**Problem to work on**
Extract the lines that carry the string "JSON" from the listing.

**Data supplied**
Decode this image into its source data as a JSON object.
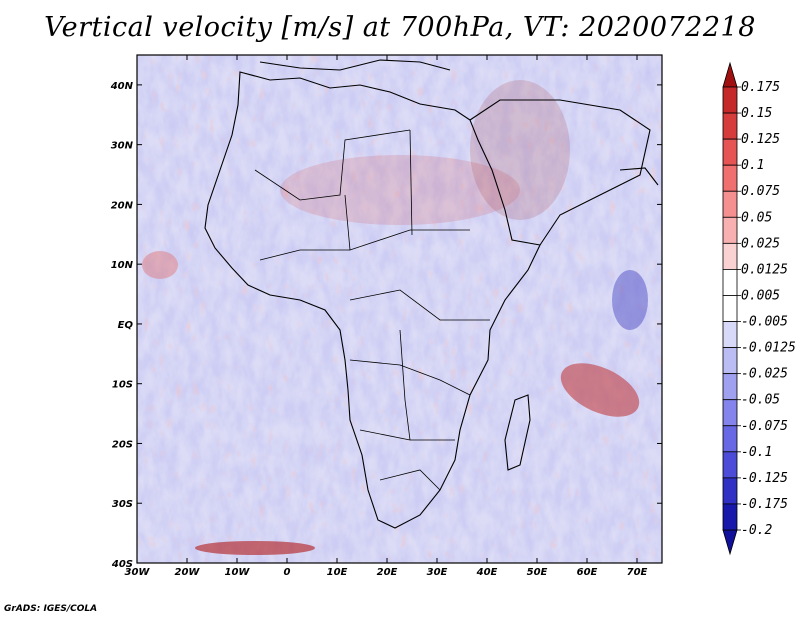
{
  "title": "Vertical velocity [m/s] at 700hPa, VT: 2020072218",
  "footer": "GrADS: IGES/COLA",
  "map": {
    "lon_labels": [
      "30W",
      "20W",
      "10W",
      "0",
      "10E",
      "20E",
      "30E",
      "40E",
      "50E",
      "60E",
      "70E"
    ],
    "lon_values": [
      -30,
      -20,
      -10,
      0,
      10,
      20,
      30,
      40,
      50,
      60,
      70
    ],
    "lat_labels": [
      "40N",
      "30N",
      "20N",
      "10N",
      "EQ",
      "10S",
      "20S",
      "30S",
      "40S"
    ],
    "lat_values": [
      40,
      30,
      20,
      10,
      0,
      -10,
      -20,
      -30,
      -40
    ],
    "lon_range": [
      -30,
      75
    ],
    "lat_range": [
      -40,
      45
    ]
  },
  "colorbar": {
    "labels": [
      "0.175",
      "0.15",
      "0.125",
      "0.1",
      "0.075",
      "0.05",
      "0.025",
      "0.0125",
      "0.005",
      "-0.005",
      "-0.0125",
      "-0.025",
      "-0.05",
      "-0.075",
      "-0.1",
      "-0.125",
      "-0.175",
      "-0.2"
    ],
    "colors": [
      "#b21818",
      "#c42828",
      "#d63c3c",
      "#e65454",
      "#f07070",
      "#f59090",
      "#f8b0b0",
      "#fbd2d2",
      "#ffffff",
      "#ffffff",
      "#d8d8f8",
      "#bcbcf4",
      "#a0a0f0",
      "#8484ec",
      "#6868e4",
      "#4c4cd8",
      "#3030c4",
      "#1818aa"
    ],
    "top_arrow_color": "#a01010",
    "bottom_arrow_color": "#10109a"
  }
}
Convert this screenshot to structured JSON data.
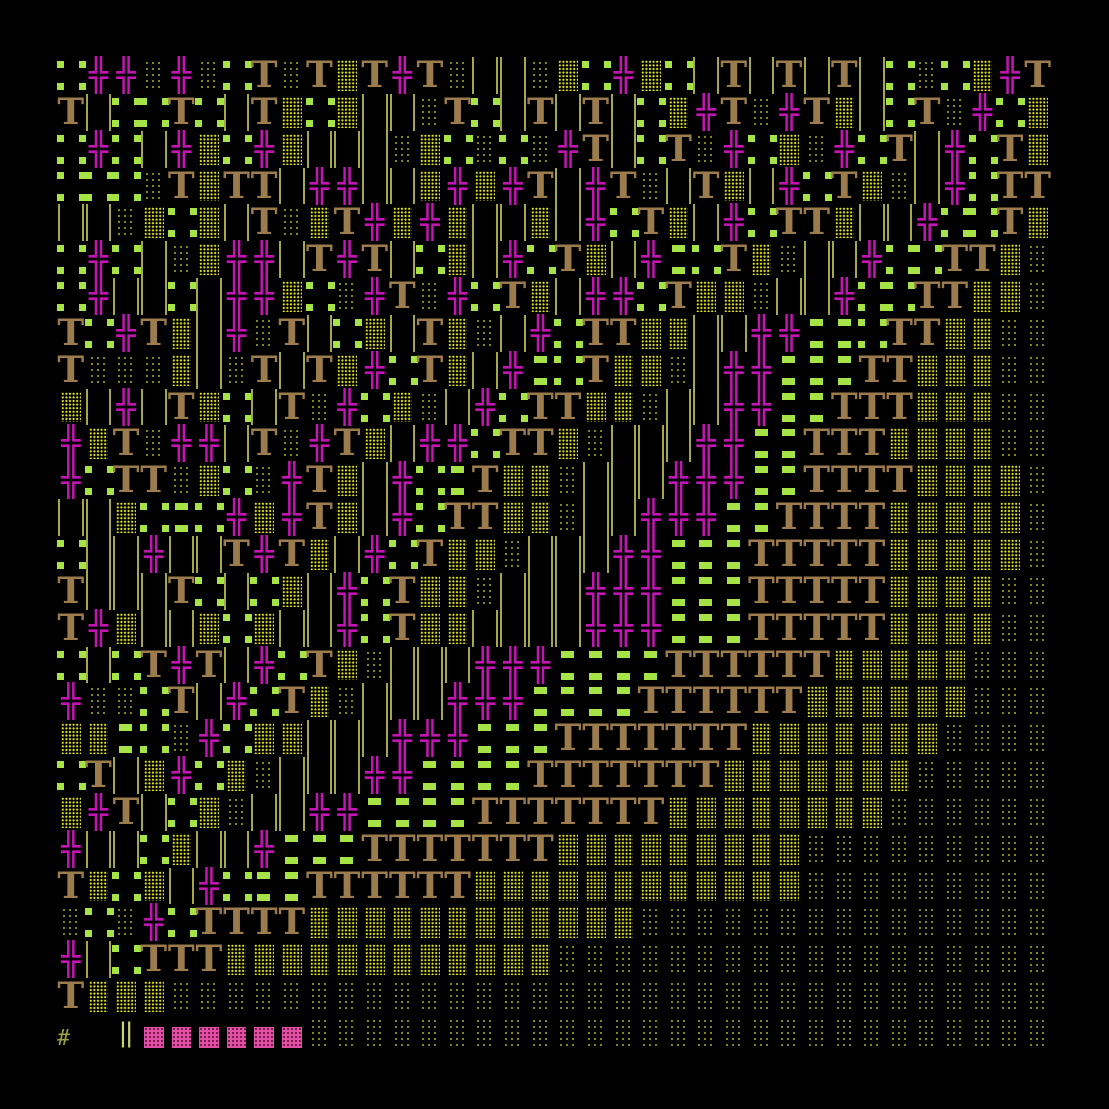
{
  "tile_legend": {
    ".": "grass",
    "-": "grass-bars",
    "+": "tree",
    "T": "wall",
    "%": "dense-shrub",
    ":": "sparse-ground",
    "|": "tall-grass",
    "P": "pink-block",
    "#": "hash",
    "\"": "double-bar",
    " ": "empty"
  },
  "glyphs": {
    "+": "╬",
    "T": "T",
    "#": "#",
    "\"": "‖"
  },
  "colors": {
    "grass": "#a6e347",
    "tree": "#c414b4",
    "wall": "#9c7c4c",
    "dense": "#e4e61a",
    "sparse": "#8e9422",
    "pink": "#e050a4",
    "background": "#000000"
  },
  "map_rows": [
    ".++:+:.T:T%T+T:||:%.+%.|T|T|T|.:.%+T",
    "T|..T.|T%.%||:T.|T|T|.%+T:+T%|.T:+.%",
    ".+.|+%.+%|||:%.:.:+T|.T:+.%:+.T|+.T%",
    "...:T%TT|++||%+%+T|+T:|T%|+.T%:|+.TT",
    "||:%.%|T:%T+%+%||%|+.T%|+.TT%||+..T%",
    ".+.|:%++|T+T|.%|+.T%|+-.T%:||+..TT%:",
    ".+||.|++%.:+T:+.T%|++.T%%:||+..TT%%:",
    "T.+T%|+:T|.%|T%:|+.TT%%||++--.TT%%::",
    "T:::%|:T|T%+.T%|+-.T%%:|++---TT%%%::",
    "%|+|T%.|T:+.%:|+.TT%%:||++--TTT%%%::",
    "+%T:++|T:+T%|++.TT%:|||++--TTT%%%%::",
    "+.TT:%.:+T%|+.-T%%:|||+++--TTTT%%%%:",
    "||%.-.+%+T%|+.TT%%:||+++--TTTT%%%%%:",
    ".||+||T+T%|+.T%%:|||++---TTTTT%%%%%:",
    "T|||T.|.%|+.T%%:|||+++---TTTTT%%%%::",
    "T+%||%.%||+.T%%||||+++---TTTTT%%%%::",
    ".|.T+T|+.T%:|||+++----TTTTTT%%%%%:::",
    "+::.T|+.T%:|||+++----TTTTTT%%%%%%:::",
    "%%-.:+.%%|||+++---TTTTTTT%%%%%%%::::",
    ".T|%+.%:|||++----TTTTTTT%%%%%%%:::::",
    "%+T|.%:||++----TTTTTTT%%%%%%%%::::::",
    "+||.%||+---TTTTTTT%%%%%%%%%:::::::::",
    "T%.%|+.--TTTTTT%%%%%%%%%%%%:::::::::",
    ":.:+.TTTT%%%%%%%%%%%%:::::::::::::::",
    "+|.TTT%%%%%%%%%%%%::::::::::::::::::",
    "T%%%::::::::::::::::::::::::::::::::",
    "# \"PPPPPP:::::::::::::::::::::::::::"
  ]
}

**Solution for this problem**
Decode this image into its source data as a JSON object.
Convert this screenshot to structured JSON data.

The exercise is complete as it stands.